SUPPLIED ENTRIES:

+===+

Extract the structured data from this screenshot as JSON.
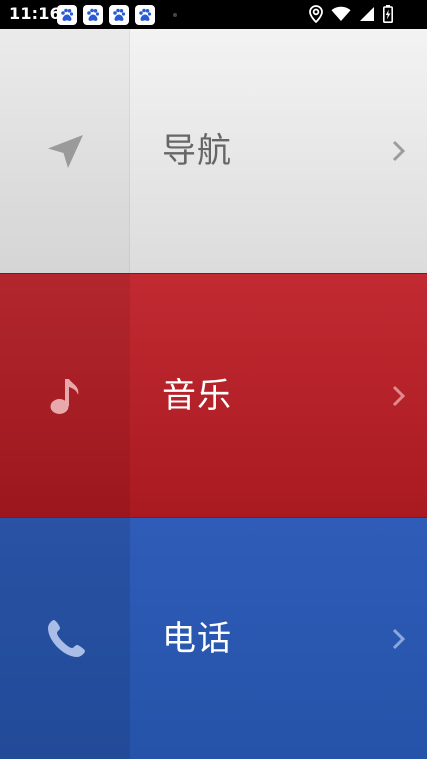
{
  "status_bar": {
    "time": "11:16",
    "notification_icons": [
      "baidu-paw-icon",
      "baidu-paw-icon",
      "baidu-paw-icon",
      "baidu-paw-icon"
    ],
    "right_icons": [
      "location-icon",
      "wifi-icon",
      "signal-icon",
      "battery-charging-icon"
    ]
  },
  "menu": {
    "items": [
      {
        "label": "导航",
        "icon": "navigation-arrow-icon",
        "background": "#e6e6e6",
        "text_color": "#666666"
      },
      {
        "label": "音乐",
        "icon": "music-note-icon",
        "background": "#b9252c",
        "text_color": "#ffffff"
      },
      {
        "label": "电话",
        "icon": "phone-handset-icon",
        "background": "#2b58b1",
        "text_color": "#ffffff"
      }
    ]
  }
}
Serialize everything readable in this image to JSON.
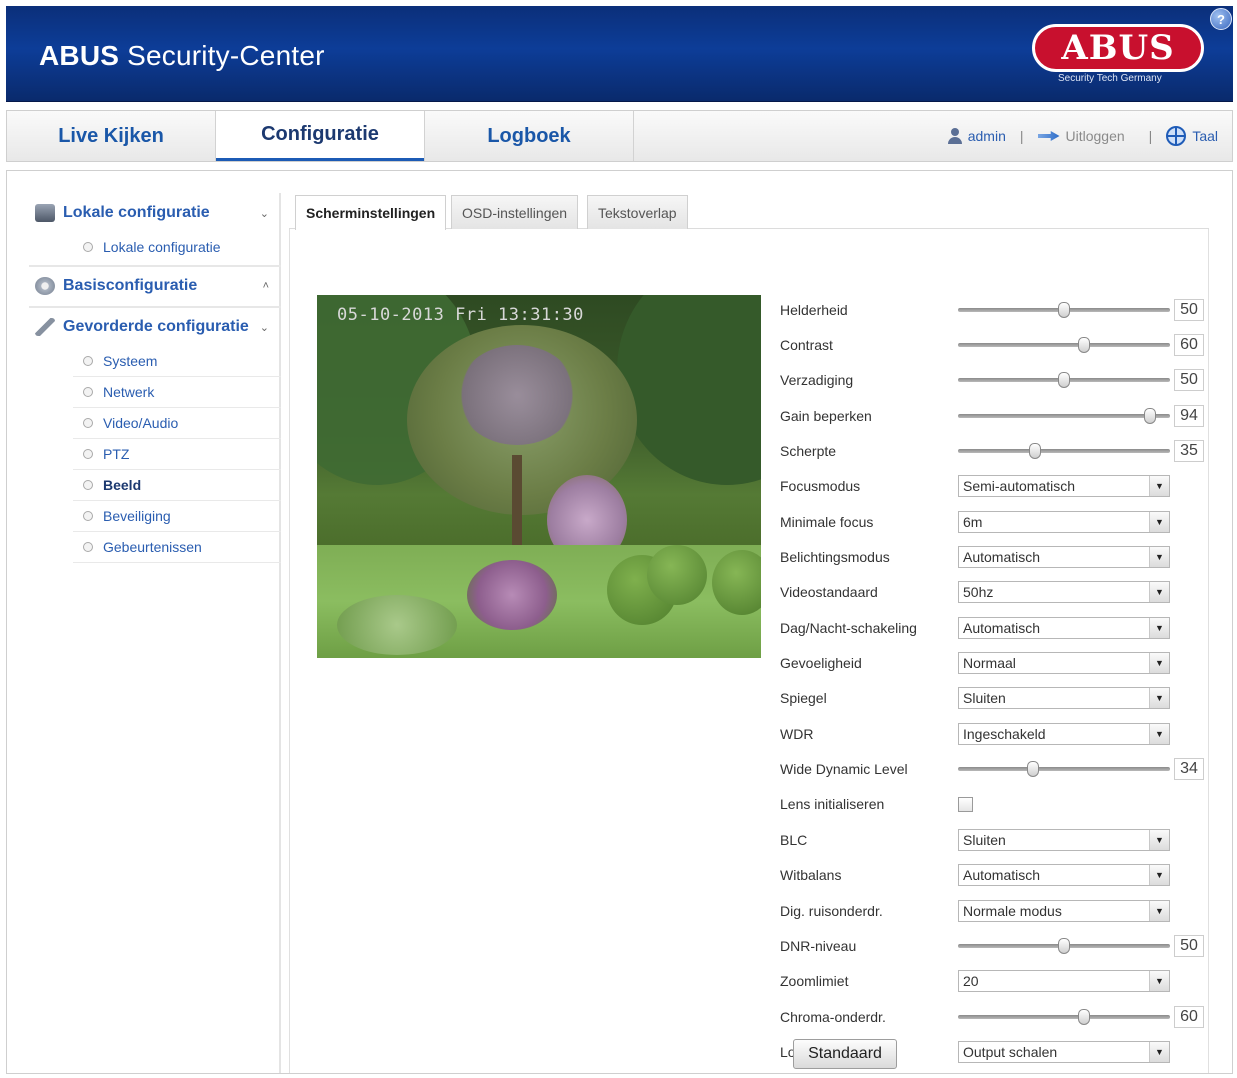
{
  "header": {
    "title_bold": "ABUS",
    "title_rest": " Security-Center",
    "logo_text": "ABUS",
    "logo_subtitle": "Security Tech Germany",
    "help_icon": "?"
  },
  "nav": {
    "tabs": [
      {
        "label": "Live Kijken"
      },
      {
        "label": "Configuratie"
      },
      {
        "label": "Logboek"
      }
    ],
    "user": "admin",
    "separator": "|",
    "logout": "Uitloggen",
    "language": "Taal"
  },
  "sidebar": {
    "local_config": "Lokale configuratie",
    "local_items": [
      "Lokale configuratie"
    ],
    "basic_config": "Basisconfiguratie",
    "advanced_config": "Gevorderde configuratie",
    "advanced_items": [
      "Systeem",
      "Netwerk",
      "Video/Audio",
      "PTZ",
      "Beeld",
      "Beveiliging",
      "Gebeurtenissen"
    ],
    "chevron_down": "⌄",
    "chevron_up": "˄"
  },
  "tabs": [
    "Scherminstellingen",
    "OSD-instellingen",
    "Tekstoverlap"
  ],
  "preview": {
    "osd_time": "05-10-2013 Fri 13:31:30"
  },
  "settings": [
    {
      "label": "Helderheid",
      "type": "slider",
      "value": 50
    },
    {
      "label": "Contrast",
      "type": "slider",
      "value": 60
    },
    {
      "label": "Verzadiging",
      "type": "slider",
      "value": 50
    },
    {
      "label": "Gain beperken",
      "type": "slider",
      "value": 94
    },
    {
      "label": "Scherpte",
      "type": "slider",
      "value": 35
    },
    {
      "label": "Focusmodus",
      "type": "select",
      "value": "Semi-automatisch"
    },
    {
      "label": "Minimale focus",
      "type": "select",
      "value": "6m"
    },
    {
      "label": "Belichtingsmodus",
      "type": "select",
      "value": "Automatisch"
    },
    {
      "label": "Videostandaard",
      "type": "select",
      "value": "50hz"
    },
    {
      "label": "Dag/Nacht-schakeling",
      "type": "select",
      "value": "Automatisch"
    },
    {
      "label": "Gevoeligheid",
      "type": "select",
      "value": "Normaal"
    },
    {
      "label": "Spiegel",
      "type": "select",
      "value": "Sluiten"
    },
    {
      "label": "WDR",
      "type": "select",
      "value": "Ingeschakeld"
    },
    {
      "label": "Wide Dynamic Level",
      "type": "slider",
      "value": 34
    },
    {
      "label": "Lens initialiseren",
      "type": "checkbox",
      "value": false
    },
    {
      "label": "BLC",
      "type": "select",
      "value": "Sluiten"
    },
    {
      "label": "Witbalans",
      "type": "select",
      "value": "Automatisch"
    },
    {
      "label": "Dig. ruisonderdr.",
      "type": "select",
      "value": "Normale modus"
    },
    {
      "label": "DNR-niveau",
      "type": "slider",
      "value": 50
    },
    {
      "label": "Zoomlimiet",
      "type": "select",
      "value": "20"
    },
    {
      "label": "Chroma-onderdr.",
      "type": "slider",
      "value": 60
    },
    {
      "label": "Lokale output",
      "type": "select",
      "value": "Output schalen"
    }
  ],
  "default_button": "Standaard",
  "select_arrow": "▼"
}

+===+

SHORT TASK: Give the entries again without a single change, but with no pictures.

EXERCISE OUTPUT:
Extract the structured data from this screenshot as JSON.
{
  "status_bar": {
    "time": "11:16",
    "notification_icons": [
      "baidu-paw-icon",
      "baidu-paw-icon",
      "baidu-paw-icon",
      "baidu-paw-icon"
    ],
    "right_icons": [
      "location-icon",
      "wifi-icon",
      "signal-icon",
      "battery-charging-icon"
    ]
  },
  "menu": {
    "items": [
      {
        "label": "导航",
        "icon": "navigation-arrow-icon",
        "background": "#e6e6e6",
        "text_color": "#666666"
      },
      {
        "label": "音乐",
        "icon": "music-note-icon",
        "background": "#b9252c",
        "text_color": "#ffffff"
      },
      {
        "label": "电话",
        "icon": "phone-handset-icon",
        "background": "#2b58b1",
        "text_color": "#ffffff"
      }
    ]
  }
}
Serialize everything readable in this image to JSON.
{
  "header": {
    "title_bold": "ABUS",
    "title_rest": " Security-Center",
    "logo_text": "ABUS",
    "logo_subtitle": "Security Tech Germany",
    "help_icon": "?"
  },
  "nav": {
    "tabs": [
      {
        "label": "Live Kijken"
      },
      {
        "label": "Configuratie"
      },
      {
        "label": "Logboek"
      }
    ],
    "user": "admin",
    "separator": "|",
    "logout": "Uitloggen",
    "language": "Taal"
  },
  "sidebar": {
    "local_config": "Lokale configuratie",
    "local_items": [
      "Lokale configuratie"
    ],
    "basic_config": "Basisconfiguratie",
    "advanced_config": "Gevorderde configuratie",
    "advanced_items": [
      "Systeem",
      "Netwerk",
      "Video/Audio",
      "PTZ",
      "Beeld",
      "Beveiliging",
      "Gebeurtenissen"
    ],
    "chevron_down": "⌄",
    "chevron_up": "˄"
  },
  "tabs": [
    "Scherminstellingen",
    "OSD-instellingen",
    "Tekstoverlap"
  ],
  "preview": {
    "osd_time": "05-10-2013 Fri 13:31:30"
  },
  "settings": [
    {
      "label": "Helderheid",
      "type": "slider",
      "value": 50
    },
    {
      "label": "Contrast",
      "type": "slider",
      "value": 60
    },
    {
      "label": "Verzadiging",
      "type": "slider",
      "value": 50
    },
    {
      "label": "Gain beperken",
      "type": "slider",
      "value": 94
    },
    {
      "label": "Scherpte",
      "type": "slider",
      "value": 35
    },
    {
      "label": "Focusmodus",
      "type": "select",
      "value": "Semi-automatisch"
    },
    {
      "label": "Minimale focus",
      "type": "select",
      "value": "6m"
    },
    {
      "label": "Belichtingsmodus",
      "type": "select",
      "value": "Automatisch"
    },
    {
      "label": "Videostandaard",
      "type": "select",
      "value": "50hz"
    },
    {
      "label": "Dag/Nacht-schakeling",
      "type": "select",
      "value": "Automatisch"
    },
    {
      "label": "Gevoeligheid",
      "type": "select",
      "value": "Normaal"
    },
    {
      "label": "Spiegel",
      "type": "select",
      "value": "Sluiten"
    },
    {
      "label": "WDR",
      "type": "select",
      "value": "Ingeschakeld"
    },
    {
      "label": "Wide Dynamic Level",
      "type": "slider",
      "value": 34
    },
    {
      "label": "Lens initialiseren",
      "type": "checkbox",
      "value": false
    },
    {
      "label": "BLC",
      "type": "select",
      "value": "Sluiten"
    },
    {
      "label": "Witbalans",
      "type": "select",
      "value": "Automatisch"
    },
    {
      "label": "Dig. ruisonderdr.",
      "type": "select",
      "value": "Normale modus"
    },
    {
      "label": "DNR-niveau",
      "type": "slider",
      "value": 50
    },
    {
      "label": "Zoomlimiet",
      "type": "select",
      "value": "20"
    },
    {
      "label": "Chroma-onderdr.",
      "type": "slider",
      "value": 60
    },
    {
      "label": "Lokale output",
      "type": "select",
      "value": "Output schalen"
    }
  ],
  "default_button": "Standaard",
  "select_arrow": "▼"
}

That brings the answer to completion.